(Rows from a figure dataset)

— begin —

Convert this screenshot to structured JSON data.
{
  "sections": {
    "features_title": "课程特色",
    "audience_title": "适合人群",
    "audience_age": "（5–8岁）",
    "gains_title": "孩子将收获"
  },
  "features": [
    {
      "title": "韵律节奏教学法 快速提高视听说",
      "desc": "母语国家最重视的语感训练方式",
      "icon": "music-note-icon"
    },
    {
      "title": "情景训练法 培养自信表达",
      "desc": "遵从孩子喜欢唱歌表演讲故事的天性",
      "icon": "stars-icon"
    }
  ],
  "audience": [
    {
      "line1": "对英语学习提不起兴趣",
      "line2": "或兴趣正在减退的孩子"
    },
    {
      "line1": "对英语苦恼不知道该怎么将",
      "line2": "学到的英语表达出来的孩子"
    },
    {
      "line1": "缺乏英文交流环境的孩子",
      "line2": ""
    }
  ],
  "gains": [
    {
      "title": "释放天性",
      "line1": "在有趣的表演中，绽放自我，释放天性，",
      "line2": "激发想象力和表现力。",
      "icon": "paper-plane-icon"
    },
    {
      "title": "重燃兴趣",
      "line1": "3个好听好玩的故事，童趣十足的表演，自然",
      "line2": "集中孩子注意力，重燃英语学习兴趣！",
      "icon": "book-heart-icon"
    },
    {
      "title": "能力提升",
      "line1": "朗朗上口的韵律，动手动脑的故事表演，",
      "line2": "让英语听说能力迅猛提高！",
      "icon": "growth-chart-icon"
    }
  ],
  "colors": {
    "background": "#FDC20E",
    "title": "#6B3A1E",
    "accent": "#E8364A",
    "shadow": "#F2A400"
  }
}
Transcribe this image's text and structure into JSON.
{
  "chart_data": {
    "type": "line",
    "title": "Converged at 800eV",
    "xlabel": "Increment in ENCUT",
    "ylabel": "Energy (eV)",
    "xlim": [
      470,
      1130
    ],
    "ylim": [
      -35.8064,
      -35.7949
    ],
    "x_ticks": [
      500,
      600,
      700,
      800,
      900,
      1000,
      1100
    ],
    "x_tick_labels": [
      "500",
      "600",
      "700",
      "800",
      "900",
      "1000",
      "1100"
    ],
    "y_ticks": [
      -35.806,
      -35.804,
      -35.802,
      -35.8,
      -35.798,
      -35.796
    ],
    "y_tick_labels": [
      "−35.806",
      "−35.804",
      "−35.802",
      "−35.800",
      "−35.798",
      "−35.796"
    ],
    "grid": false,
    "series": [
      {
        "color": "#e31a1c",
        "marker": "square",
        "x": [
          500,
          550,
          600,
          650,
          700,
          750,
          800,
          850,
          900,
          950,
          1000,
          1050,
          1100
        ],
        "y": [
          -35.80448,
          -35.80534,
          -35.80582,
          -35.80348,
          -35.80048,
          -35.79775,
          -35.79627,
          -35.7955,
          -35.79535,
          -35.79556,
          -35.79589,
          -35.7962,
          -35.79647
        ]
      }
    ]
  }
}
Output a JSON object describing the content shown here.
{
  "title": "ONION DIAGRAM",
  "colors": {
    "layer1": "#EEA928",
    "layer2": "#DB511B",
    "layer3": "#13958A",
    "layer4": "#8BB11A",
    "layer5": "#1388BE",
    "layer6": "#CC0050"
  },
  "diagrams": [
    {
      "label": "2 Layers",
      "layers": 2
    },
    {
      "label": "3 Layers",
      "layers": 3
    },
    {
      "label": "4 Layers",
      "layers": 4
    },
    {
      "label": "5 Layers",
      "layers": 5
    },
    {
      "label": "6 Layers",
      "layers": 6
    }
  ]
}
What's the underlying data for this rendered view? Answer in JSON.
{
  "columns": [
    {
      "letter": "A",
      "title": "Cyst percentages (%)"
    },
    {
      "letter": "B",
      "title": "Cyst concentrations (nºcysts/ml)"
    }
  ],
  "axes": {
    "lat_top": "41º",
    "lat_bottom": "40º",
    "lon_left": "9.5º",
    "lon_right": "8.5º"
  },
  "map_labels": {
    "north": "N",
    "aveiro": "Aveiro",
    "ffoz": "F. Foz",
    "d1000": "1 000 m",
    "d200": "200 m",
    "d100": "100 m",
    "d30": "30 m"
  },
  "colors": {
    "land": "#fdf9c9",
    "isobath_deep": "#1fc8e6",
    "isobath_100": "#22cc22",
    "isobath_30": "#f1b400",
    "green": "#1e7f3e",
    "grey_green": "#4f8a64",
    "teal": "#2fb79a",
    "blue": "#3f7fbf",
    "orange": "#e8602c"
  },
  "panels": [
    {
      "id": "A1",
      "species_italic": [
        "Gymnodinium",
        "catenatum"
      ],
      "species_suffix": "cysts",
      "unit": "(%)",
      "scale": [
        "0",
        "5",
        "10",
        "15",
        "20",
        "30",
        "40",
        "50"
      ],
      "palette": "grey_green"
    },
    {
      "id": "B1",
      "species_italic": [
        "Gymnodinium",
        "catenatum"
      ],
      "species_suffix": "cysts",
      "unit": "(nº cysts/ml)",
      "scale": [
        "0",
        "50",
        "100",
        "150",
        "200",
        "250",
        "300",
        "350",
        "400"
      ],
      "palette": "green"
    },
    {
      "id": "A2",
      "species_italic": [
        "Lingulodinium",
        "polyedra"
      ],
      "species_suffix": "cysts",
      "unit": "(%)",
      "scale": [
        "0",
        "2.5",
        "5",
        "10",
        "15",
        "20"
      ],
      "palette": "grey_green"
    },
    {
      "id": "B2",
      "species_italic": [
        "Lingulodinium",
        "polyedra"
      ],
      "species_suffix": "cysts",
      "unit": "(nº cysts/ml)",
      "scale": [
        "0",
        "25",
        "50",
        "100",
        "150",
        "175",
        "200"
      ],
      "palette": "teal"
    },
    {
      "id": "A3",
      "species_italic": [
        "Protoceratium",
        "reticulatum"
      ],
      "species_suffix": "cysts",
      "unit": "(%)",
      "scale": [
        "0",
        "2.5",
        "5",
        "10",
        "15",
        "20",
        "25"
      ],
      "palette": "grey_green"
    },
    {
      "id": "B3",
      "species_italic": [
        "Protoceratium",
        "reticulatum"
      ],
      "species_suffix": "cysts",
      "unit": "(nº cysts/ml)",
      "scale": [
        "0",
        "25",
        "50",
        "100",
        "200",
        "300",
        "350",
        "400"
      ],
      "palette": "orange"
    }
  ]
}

— end —

### WHAT IS BEING ASKED
Exactly as shown above, return every record.

### SOLUTION TO THIS PROBLEM
Convert this screenshot to structured JSON data.
{
  "sections": {
    "features_title": "课程特色",
    "audience_title": "适合人群",
    "audience_age": "（5–8岁）",
    "gains_title": "孩子将收获"
  },
  "features": [
    {
      "title": "韵律节奏教学法 快速提高视听说",
      "desc": "母语国家最重视的语感训练方式",
      "icon": "music-note-icon"
    },
    {
      "title": "情景训练法 培养自信表达",
      "desc": "遵从孩子喜欢唱歌表演讲故事的天性",
      "icon": "stars-icon"
    }
  ],
  "audience": [
    {
      "line1": "对英语学习提不起兴趣",
      "line2": "或兴趣正在减退的孩子"
    },
    {
      "line1": "对英语苦恼不知道该怎么将",
      "line2": "学到的英语表达出来的孩子"
    },
    {
      "line1": "缺乏英文交流环境的孩子",
      "line2": ""
    }
  ],
  "gains": [
    {
      "title": "释放天性",
      "line1": "在有趣的表演中，绽放自我，释放天性，",
      "line2": "激发想象力和表现力。",
      "icon": "paper-plane-icon"
    },
    {
      "title": "重燃兴趣",
      "line1": "3个好听好玩的故事，童趣十足的表演，自然",
      "line2": "集中孩子注意力，重燃英语学习兴趣！",
      "icon": "book-heart-icon"
    },
    {
      "title": "能力提升",
      "line1": "朗朗上口的韵律，动手动脑的故事表演，",
      "line2": "让英语听说能力迅猛提高！",
      "icon": "growth-chart-icon"
    }
  ],
  "colors": {
    "background": "#FDC20E",
    "title": "#6B3A1E",
    "accent": "#E8364A",
    "shadow": "#F2A400"
  }
}
Transcribe this image's text and structure into JSON.
{
  "chart_data": {
    "type": "line",
    "title": "Converged at 800eV",
    "xlabel": "Increment in ENCUT",
    "ylabel": "Energy (eV)",
    "xlim": [
      470,
      1130
    ],
    "ylim": [
      -35.8064,
      -35.7949
    ],
    "x_ticks": [
      500,
      600,
      700,
      800,
      900,
      1000,
      1100
    ],
    "x_tick_labels": [
      "500",
      "600",
      "700",
      "800",
      "900",
      "1000",
      "1100"
    ],
    "y_ticks": [
      -35.806,
      -35.804,
      -35.802,
      -35.8,
      -35.798,
      -35.796
    ],
    "y_tick_labels": [
      "−35.806",
      "−35.804",
      "−35.802",
      "−35.800",
      "−35.798",
      "−35.796"
    ],
    "grid": false,
    "series": [
      {
        "color": "#e31a1c",
        "marker": "square",
        "x": [
          500,
          550,
          600,
          650,
          700,
          750,
          800,
          850,
          900,
          950,
          1000,
          1050,
          1100
        ],
        "y": [
          -35.80448,
          -35.80534,
          -35.80582,
          -35.80348,
          -35.80048,
          -35.79775,
          -35.79627,
          -35.7955,
          -35.79535,
          -35.79556,
          -35.79589,
          -35.7962,
          -35.79647
        ]
      }
    ]
  }
}
Output a JSON object describing the content shown here.
{
  "title": "ONION DIAGRAM",
  "colors": {
    "layer1": "#EEA928",
    "layer2": "#DB511B",
    "layer3": "#13958A",
    "layer4": "#8BB11A",
    "layer5": "#1388BE",
    "layer6": "#CC0050"
  },
  "diagrams": [
    {
      "label": "2 Layers",
      "layers": 2
    },
    {
      "label": "3 Layers",
      "layers": 3
    },
    {
      "label": "4 Layers",
      "layers": 4
    },
    {
      "label": "5 Layers",
      "layers": 5
    },
    {
      "label": "6 Layers",
      "layers": 6
    }
  ]
}
What's the underlying data for this rendered view? Answer in JSON.
{
  "columns": [
    {
      "letter": "A",
      "title": "Cyst percentages (%)"
    },
    {
      "letter": "B",
      "title": "Cyst concentrations (nºcysts/ml)"
    }
  ],
  "axes": {
    "lat_top": "41º",
    "lat_bottom": "40º",
    "lon_left": "9.5º",
    "lon_right": "8.5º"
  },
  "map_labels": {
    "north": "N",
    "aveiro": "Aveiro",
    "ffoz": "F. Foz",
    "d1000": "1 000 m",
    "d200": "200 m",
    "d100": "100 m",
    "d30": "30 m"
  },
  "colors": {
    "land": "#fdf9c9",
    "isobath_deep": "#1fc8e6",
    "isobath_100": "#22cc22",
    "isobath_30": "#f1b400",
    "green": "#1e7f3e",
    "grey_green": "#4f8a64",
    "teal": "#2fb79a",
    "blue": "#3f7fbf",
    "orange": "#e8602c"
  },
  "panels": [
    {
      "id": "A1",
      "species_italic": [
        "Gymnodinium",
        "catenatum"
      ],
      "species_suffix": "cysts",
      "unit": "(%)",
      "scale": [
        "0",
        "5",
        "10",
        "15",
        "20",
        "30",
        "40",
        "50"
      ],
      "palette": "grey_green"
    },
    {
      "id": "B1",
      "species_italic": [
        "Gymnodinium",
        "catenatum"
      ],
      "species_suffix": "cysts",
      "unit": "(nº cysts/ml)",
      "scale": [
        "0",
        "50",
        "100",
        "150",
        "200",
        "250",
        "300",
        "350",
        "400"
      ],
      "palette": "green"
    },
    {
      "id": "A2",
      "species_italic": [
        "Lingulodinium",
        "polyedra"
      ],
      "species_suffix": "cysts",
      "unit": "(%)",
      "scale": [
        "0",
        "2.5",
        "5",
        "10",
        "15",
        "20"
      ],
      "palette": "grey_green"
    },
    {
      "id": "B2",
      "species_italic": [
        "Lingulodinium",
        "polyedra"
      ],
      "species_suffix": "cysts",
      "unit": "(nº cysts/ml)",
      "scale": [
        "0",
        "25",
        "50",
        "100",
        "150",
        "175",
        "200"
      ],
      "palette": "teal"
    },
    {
      "id": "A3",
      "species_italic": [
        "Protoceratium",
        "reticulatum"
      ],
      "species_suffix": "cysts",
      "unit": "(%)",
      "scale": [
        "0",
        "2.5",
        "5",
        "10",
        "15",
        "20",
        "25"
      ],
      "palette": "grey_green"
    },
    {
      "id": "B3",
      "species_italic": [
        "Protoceratium",
        "reticulatum"
      ],
      "species_suffix": "cysts",
      "unit": "(nº cysts/ml)",
      "scale": [
        "0",
        "25",
        "50",
        "100",
        "200",
        "300",
        "350",
        "400"
      ],
      "palette": "orange"
    }
  ]
}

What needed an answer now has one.